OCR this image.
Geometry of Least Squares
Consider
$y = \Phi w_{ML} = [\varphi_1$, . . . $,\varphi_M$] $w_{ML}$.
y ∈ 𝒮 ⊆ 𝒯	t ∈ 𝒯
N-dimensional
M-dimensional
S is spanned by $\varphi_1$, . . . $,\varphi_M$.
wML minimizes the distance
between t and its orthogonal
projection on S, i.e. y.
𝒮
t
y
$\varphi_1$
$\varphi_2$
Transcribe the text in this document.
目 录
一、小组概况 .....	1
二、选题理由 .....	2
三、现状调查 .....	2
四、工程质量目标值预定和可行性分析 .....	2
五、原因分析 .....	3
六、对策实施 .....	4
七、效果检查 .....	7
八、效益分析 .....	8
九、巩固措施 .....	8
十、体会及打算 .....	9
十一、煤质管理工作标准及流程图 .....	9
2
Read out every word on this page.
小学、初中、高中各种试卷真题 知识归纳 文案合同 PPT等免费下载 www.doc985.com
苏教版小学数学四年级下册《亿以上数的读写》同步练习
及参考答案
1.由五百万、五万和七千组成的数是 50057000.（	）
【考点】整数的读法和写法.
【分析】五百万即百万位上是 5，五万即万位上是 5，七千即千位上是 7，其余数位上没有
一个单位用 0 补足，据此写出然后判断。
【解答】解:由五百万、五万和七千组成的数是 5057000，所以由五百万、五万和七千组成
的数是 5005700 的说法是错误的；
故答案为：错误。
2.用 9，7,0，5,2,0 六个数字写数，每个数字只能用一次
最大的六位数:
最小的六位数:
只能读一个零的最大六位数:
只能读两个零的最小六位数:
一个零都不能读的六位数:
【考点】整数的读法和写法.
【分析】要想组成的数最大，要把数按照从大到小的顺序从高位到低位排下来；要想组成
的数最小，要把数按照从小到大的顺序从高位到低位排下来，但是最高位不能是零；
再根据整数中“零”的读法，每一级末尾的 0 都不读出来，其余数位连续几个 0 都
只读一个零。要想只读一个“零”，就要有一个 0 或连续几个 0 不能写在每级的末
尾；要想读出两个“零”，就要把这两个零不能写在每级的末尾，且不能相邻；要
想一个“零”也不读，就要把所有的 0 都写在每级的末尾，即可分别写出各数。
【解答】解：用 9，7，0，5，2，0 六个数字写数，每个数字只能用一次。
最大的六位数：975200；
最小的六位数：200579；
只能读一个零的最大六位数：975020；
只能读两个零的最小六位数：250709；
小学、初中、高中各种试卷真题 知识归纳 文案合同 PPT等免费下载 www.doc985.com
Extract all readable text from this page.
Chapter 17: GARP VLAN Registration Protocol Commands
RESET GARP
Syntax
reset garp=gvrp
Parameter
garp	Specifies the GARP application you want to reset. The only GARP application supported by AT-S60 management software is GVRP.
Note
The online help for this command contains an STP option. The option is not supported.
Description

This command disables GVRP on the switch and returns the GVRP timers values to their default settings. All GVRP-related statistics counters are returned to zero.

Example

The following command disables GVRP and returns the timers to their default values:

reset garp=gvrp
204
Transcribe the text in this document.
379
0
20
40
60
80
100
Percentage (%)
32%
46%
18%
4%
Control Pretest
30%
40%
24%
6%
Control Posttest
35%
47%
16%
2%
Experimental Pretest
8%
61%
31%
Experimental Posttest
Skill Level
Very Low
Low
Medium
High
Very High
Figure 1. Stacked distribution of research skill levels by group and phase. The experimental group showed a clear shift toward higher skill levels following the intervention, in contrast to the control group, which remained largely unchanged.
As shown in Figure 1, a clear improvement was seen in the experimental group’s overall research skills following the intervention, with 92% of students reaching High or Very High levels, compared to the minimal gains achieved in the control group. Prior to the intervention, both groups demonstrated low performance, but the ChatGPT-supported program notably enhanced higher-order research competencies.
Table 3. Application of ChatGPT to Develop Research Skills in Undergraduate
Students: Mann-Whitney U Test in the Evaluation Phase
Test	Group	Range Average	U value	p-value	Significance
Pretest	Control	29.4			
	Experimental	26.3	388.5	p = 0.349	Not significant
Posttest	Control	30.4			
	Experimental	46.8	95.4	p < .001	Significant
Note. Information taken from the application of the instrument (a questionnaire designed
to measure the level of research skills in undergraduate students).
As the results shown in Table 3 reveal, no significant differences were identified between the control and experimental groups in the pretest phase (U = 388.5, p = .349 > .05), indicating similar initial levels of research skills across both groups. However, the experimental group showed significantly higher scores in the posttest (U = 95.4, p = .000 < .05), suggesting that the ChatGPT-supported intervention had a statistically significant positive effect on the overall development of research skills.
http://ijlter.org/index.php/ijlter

Goal of the exercise: Repeat the material in full, exactly as it stands.

Reply to the task:
OCR this image.
Geometry of Least Squares
Consider
$y = \Phi w_{ML} = [\varphi_1$, . . . $,\varphi_M$] $w_{ML}$.
y ∈ 𝒮 ⊆ 𝒯	t ∈ 𝒯
N-dimensional
M-dimensional
S is spanned by $\varphi_1$, . . . $,\varphi_M$.
wML minimizes the distance
between t and its orthogonal
projection on S, i.e. y.
𝒮
t
y
$\varphi_1$
$\varphi_2$
Transcribe the text in this document.
目 录
一、小组概况 .....	1
二、选题理由 .....	2
三、现状调查 .....	2
四、工程质量目标值预定和可行性分析 .....	2
五、原因分析 .....	3
六、对策实施 .....	4
七、效果检查 .....	7
八、效益分析 .....	8
九、巩固措施 .....	8
十、体会及打算 .....	9
十一、煤质管理工作标准及流程图 .....	9
2
Read out every word on this page.
小学、初中、高中各种试卷真题 知识归纳 文案合同 PPT等免费下载 www.doc985.com
苏教版小学数学四年级下册《亿以上数的读写》同步练习
及参考答案
1.由五百万、五万和七千组成的数是 50057000.（	）
【考点】整数的读法和写法.
【分析】五百万即百万位上是 5，五万即万位上是 5，七千即千位上是 7，其余数位上没有
一个单位用 0 补足，据此写出然后判断。
【解答】解:由五百万、五万和七千组成的数是 5057000，所以由五百万、五万和七千组成
的数是 5005700 的说法是错误的；
故答案为：错误。
2.用 9，7,0，5,2,0 六个数字写数，每个数字只能用一次
最大的六位数:
最小的六位数:
只能读一个零的最大六位数:
只能读两个零的最小六位数:
一个零都不能读的六位数:
【考点】整数的读法和写法.
【分析】要想组成的数最大，要把数按照从大到小的顺序从高位到低位排下来；要想组成
的数最小，要把数按照从小到大的顺序从高位到低位排下来，但是最高位不能是零；
再根据整数中“零”的读法，每一级末尾的 0 都不读出来，其余数位连续几个 0 都
只读一个零。要想只读一个“零”，就要有一个 0 或连续几个 0 不能写在每级的末
尾；要想读出两个“零”，就要把这两个零不能写在每级的末尾，且不能相邻；要
想一个“零”也不读，就要把所有的 0 都写在每级的末尾，即可分别写出各数。
【解答】解：用 9，7，0，5，2，0 六个数字写数，每个数字只能用一次。
最大的六位数：975200；
最小的六位数：200579；
只能读一个零的最大六位数：975020；
只能读两个零的最小六位数：250709；
小学、初中、高中各种试卷真题 知识归纳 文案合同 PPT等免费下载 www.doc985.com
Extract all readable text from this page.
Chapter 17: GARP VLAN Registration Protocol Commands
RESET GARP
Syntax
reset garp=gvrp
Parameter
garp	Specifies the GARP application you want to reset. The only GARP application supported by AT-S60 management software is GVRP.
Note
The online help for this command contains an STP option. The option is not supported.
Description

This command disables GVRP on the switch and returns the GVRP timers values to their default settings. All GVRP-related statistics counters are returned to zero.

Example

The following command disables GVRP and returns the timers to their default values:

reset garp=gvrp
204
Transcribe the text in this document.
379
0
20
40
60
80
100
Percentage (%)
32%
46%
18%
4%
Control Pretest
30%
40%
24%
6%
Control Posttest
35%
47%
16%
2%
Experimental Pretest
8%
61%
31%
Experimental Posttest
Skill Level
Very Low
Low
Medium
High
Very High
Figure 1. Stacked distribution of research skill levels by group and phase. The experimental group showed a clear shift toward higher skill levels following the intervention, in contrast to the control group, which remained largely unchanged.
As shown in Figure 1, a clear improvement was seen in the experimental group’s overall research skills following the intervention, with 92% of students reaching High or Very High levels, compared to the minimal gains achieved in the control group. Prior to the intervention, both groups demonstrated low performance, but the ChatGPT-supported program notably enhanced higher-order research competencies.
Table 3. Application of ChatGPT to Develop Research Skills in Undergraduate
Students: Mann-Whitney U Test in the Evaluation Phase
Test	Group	Range Average	U value	p-value	Significance
Pretest	Control	29.4			
	Experimental	26.3	388.5	p = 0.349	Not significant
Posttest	Control	30.4			
	Experimental	46.8	95.4	p < .001	Significant
Note. Information taken from the application of the instrument (a questionnaire designed
to measure the level of research skills in undergraduate students).
As the results shown in Table 3 reveal, no significant differences were identified between the control and experimental groups in the pretest phase (U = 388.5, p = .349 > .05), indicating similar initial levels of research skills across both groups. However, the experimental group showed significantly higher scores in the posttest (U = 95.4, p = .000 < .05), suggesting that the ChatGPT-supported intervention had a statistically significant positive effect on the overall development of research skills.
http://ijlter.org/index.php/ijlter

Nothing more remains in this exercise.